Challenge: Below is a listing. Gather each line of it that contains "legend".

━━━━━ Records for the task ━━━━━

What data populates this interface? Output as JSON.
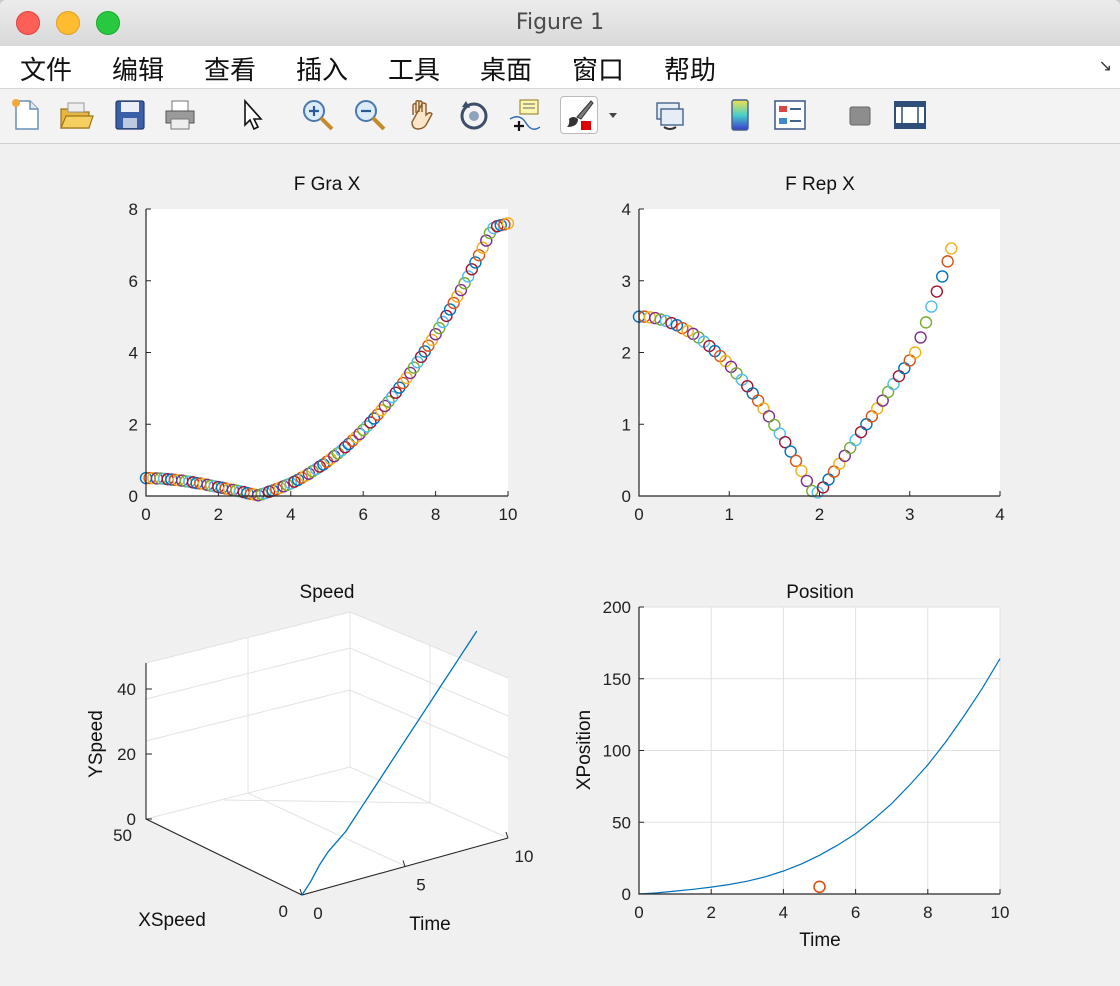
{
  "window": {
    "title": "Figure 1"
  },
  "menu": [
    "文件",
    "编辑",
    "查看",
    "插入",
    "工具",
    "桌面",
    "窗口",
    "帮助"
  ],
  "menu_corner_icon": "dock-arrow-icon",
  "toolbar": [
    {
      "name": "new-figure-button",
      "icon": "new-file-icon"
    },
    {
      "name": "open-file-button",
      "icon": "folder-icon"
    },
    {
      "name": "save-button",
      "icon": "floppy-icon"
    },
    {
      "name": "print-button",
      "icon": "printer-icon"
    },
    {
      "name": "edit-plot-button",
      "icon": "pointer-icon"
    },
    {
      "name": "zoom-in-button",
      "icon": "zoom-in-icon"
    },
    {
      "name": "zoom-out-button",
      "icon": "zoom-out-icon"
    },
    {
      "name": "pan-button",
      "icon": "hand-icon"
    },
    {
      "name": "rotate-3d-button",
      "icon": "rotate-icon"
    },
    {
      "name": "data-cursor-button",
      "icon": "data-tip-icon"
    },
    {
      "name": "brush-button",
      "icon": "brush-icon"
    },
    {
      "name": "link-plot-button",
      "icon": "link-plot-icon"
    },
    {
      "name": "colorbar-button",
      "icon": "colorbar-icon"
    },
    {
      "name": "legend-button",
      "icon": "legend-icon"
    },
    {
      "name": "hide-plot-tools-button",
      "icon": "hide-tools-icon"
    },
    {
      "name": "show-plot-tools-button",
      "icon": "dock-tools-icon"
    }
  ],
  "chart_data": [
    {
      "type": "scatter",
      "title": "F Gra X",
      "xlabel": "",
      "ylabel": "",
      "xlim": [
        0,
        10
      ],
      "ylim": [
        0,
        8
      ],
      "xticks": [
        0,
        2,
        4,
        6,
        8,
        10
      ],
      "yticks": [
        0,
        2,
        4,
        6,
        8
      ],
      "grid": false,
      "marker": "circle-open",
      "x": [
        0.0,
        0.1,
        0.2,
        0.3,
        0.4,
        0.5,
        0.6,
        0.7,
        0.8,
        0.9,
        1.0,
        1.1,
        1.2,
        1.3,
        1.4,
        1.5,
        1.6,
        1.7,
        1.8,
        1.9,
        2.0,
        2.1,
        2.2,
        2.3,
        2.4,
        2.5,
        2.6,
        2.7,
        2.8,
        2.9,
        3.0,
        3.1,
        3.2,
        3.3,
        3.4,
        3.5,
        3.6,
        3.7,
        3.8,
        3.9,
        4.0,
        4.1,
        4.2,
        4.3,
        4.4,
        4.5,
        4.6,
        4.7,
        4.8,
        4.9,
        5.0,
        5.1,
        5.2,
        5.3,
        5.4,
        5.5,
        5.6,
        5.7,
        5.8,
        5.9,
        6.0,
        6.1,
        6.2,
        6.3,
        6.4,
        6.5,
        6.6,
        6.7,
        6.8,
        6.9,
        7.0,
        7.1,
        7.2,
        7.3,
        7.4,
        7.5,
        7.6,
        7.7,
        7.8,
        7.9,
        8.0,
        8.1,
        8.2,
        8.3,
        8.4,
        8.5,
        8.6,
        8.7,
        8.8,
        8.9,
        9.0,
        9.1,
        9.2,
        9.3,
        9.4,
        9.5,
        9.6,
        9.7,
        9.8,
        9.9,
        10.0
      ],
      "y": [
        0.5,
        0.5,
        0.5,
        0.49,
        0.49,
        0.48,
        0.47,
        0.46,
        0.45,
        0.44,
        0.43,
        0.41,
        0.4,
        0.38,
        0.36,
        0.35,
        0.33,
        0.31,
        0.29,
        0.27,
        0.25,
        0.23,
        0.21,
        0.19,
        0.17,
        0.15,
        0.13,
        0.11,
        0.08,
        0.06,
        0.04,
        0.02,
        0.05,
        0.08,
        0.12,
        0.15,
        0.19,
        0.23,
        0.27,
        0.31,
        0.35,
        0.4,
        0.45,
        0.51,
        0.56,
        0.62,
        0.69,
        0.75,
        0.82,
        0.88,
        0.96,
        1.03,
        1.11,
        1.19,
        1.27,
        1.36,
        1.45,
        1.54,
        1.64,
        1.73,
        1.84,
        1.94,
        2.05,
        2.16,
        2.27,
        2.39,
        2.51,
        2.63,
        2.76,
        2.88,
        3.02,
        3.15,
        3.29,
        3.43,
        3.58,
        3.73,
        3.88,
        4.03,
        4.19,
        4.35,
        4.51,
        4.68,
        4.85,
        5.02,
        5.2,
        5.38,
        5.56,
        5.74,
        5.93,
        6.12,
        6.32,
        6.51,
        6.71,
        6.92,
        7.12,
        7.33,
        7.47,
        7.52,
        7.55,
        7.57,
        7.6
      ]
    },
    {
      "type": "scatter",
      "title": "F Rep X",
      "xlabel": "",
      "ylabel": "",
      "xlim": [
        0,
        4
      ],
      "ylim": [
        0,
        4
      ],
      "xticks": [
        0,
        1,
        2,
        3,
        4
      ],
      "yticks": [
        0,
        1,
        2,
        3,
        4
      ],
      "grid": false,
      "marker": "circle-open",
      "x": [
        0.0,
        0.06,
        0.12,
        0.18,
        0.24,
        0.3,
        0.36,
        0.42,
        0.48,
        0.54,
        0.6,
        0.66,
        0.72,
        0.78,
        0.84,
        0.9,
        0.96,
        1.02,
        1.08,
        1.14,
        1.2,
        1.26,
        1.32,
        1.38,
        1.44,
        1.5,
        1.56,
        1.62,
        1.68,
        1.74,
        1.8,
        1.86,
        1.92,
        1.98,
        2.04,
        2.1,
        2.16,
        2.22,
        2.28,
        2.34,
        2.4,
        2.46,
        2.52,
        2.58,
        2.64,
        2.7,
        2.76,
        2.82,
        2.88,
        2.94,
        3.0,
        3.06,
        3.12,
        3.18,
        3.24,
        3.3,
        3.36,
        3.42,
        3.46
      ],
      "y": [
        2.5,
        2.5,
        2.49,
        2.48,
        2.46,
        2.44,
        2.41,
        2.38,
        2.34,
        2.3,
        2.26,
        2.21,
        2.15,
        2.09,
        2.02,
        1.95,
        1.88,
        1.8,
        1.71,
        1.62,
        1.53,
        1.43,
        1.33,
        1.22,
        1.11,
        0.99,
        0.87,
        0.75,
        0.62,
        0.49,
        0.35,
        0.21,
        0.07,
        0.05,
        0.12,
        0.23,
        0.34,
        0.45,
        0.56,
        0.67,
        0.78,
        0.89,
        1.0,
        1.11,
        1.22,
        1.33,
        1.45,
        1.56,
        1.67,
        1.78,
        1.89,
        2.0,
        2.21,
        2.42,
        2.64,
        2.85,
        3.06,
        3.27,
        3.45
      ]
    },
    {
      "type": "line",
      "title": "Speed",
      "xlabel": "Time",
      "ylabel": "YSpeed",
      "zlabel_side": "XSpeed",
      "time_ticks": [
        "0",
        "5",
        "10"
      ],
      "xspeed_ticks": [
        "0",
        "50"
      ],
      "yspeed_ticks": [
        "0",
        "20",
        "40"
      ],
      "time": [
        0,
        0.5,
        1,
        1.5,
        2,
        2.5,
        3,
        3.5,
        4,
        4.5,
        5,
        5.5,
        6,
        6.5,
        7,
        7.5,
        8,
        8.5,
        9,
        9.5,
        10
      ],
      "xspeed": [
        0,
        0.5,
        1.0,
        1.5,
        2.0,
        2.5,
        3.0,
        3.5,
        4.0,
        4.5,
        5.0,
        5.5,
        6.0,
        6.5,
        7.0,
        7.5,
        8.0,
        8.5,
        9.0,
        9.5,
        10.0
      ],
      "yspeed": [
        0,
        3,
        7,
        10,
        12,
        14,
        17,
        20,
        23,
        26,
        29,
        32,
        35,
        38,
        41,
        44,
        47,
        50,
        53,
        56,
        59
      ]
    },
    {
      "type": "line",
      "title": "Position",
      "xlabel": "Time",
      "ylabel": "XPosition",
      "xlim": [
        0,
        10
      ],
      "ylim": [
        0,
        200
      ],
      "xticks": [
        0,
        2,
        4,
        6,
        8,
        10
      ],
      "yticks": [
        0,
        50,
        100,
        150,
        200
      ],
      "grid": true,
      "series": [
        {
          "x": [
            0,
            0.5,
            1,
            1.5,
            2,
            2.5,
            3,
            3.5,
            4,
            4.5,
            5,
            5.5,
            6,
            6.5,
            7,
            7.5,
            8,
            8.5,
            9,
            9.5,
            10
          ],
          "y": [
            0,
            0.8,
            2,
            3.3,
            4.8,
            6.6,
            8.9,
            12,
            16,
            21,
            27,
            34,
            42,
            52,
            63,
            76,
            90,
            106,
            124,
            143,
            164
          ],
          "color": "#0072BD"
        }
      ],
      "points": [
        {
          "x": 5,
          "y": 5,
          "color": "#D95319"
        }
      ]
    }
  ],
  "colors": [
    "#0072BD",
    "#D95319",
    "#EDB120",
    "#7E2F8E",
    "#77AC30",
    "#4DBEEE",
    "#A2142F"
  ]
}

━━━━━

Result of this task:
      "name": "legend-button",
      "icon": "legend-icon"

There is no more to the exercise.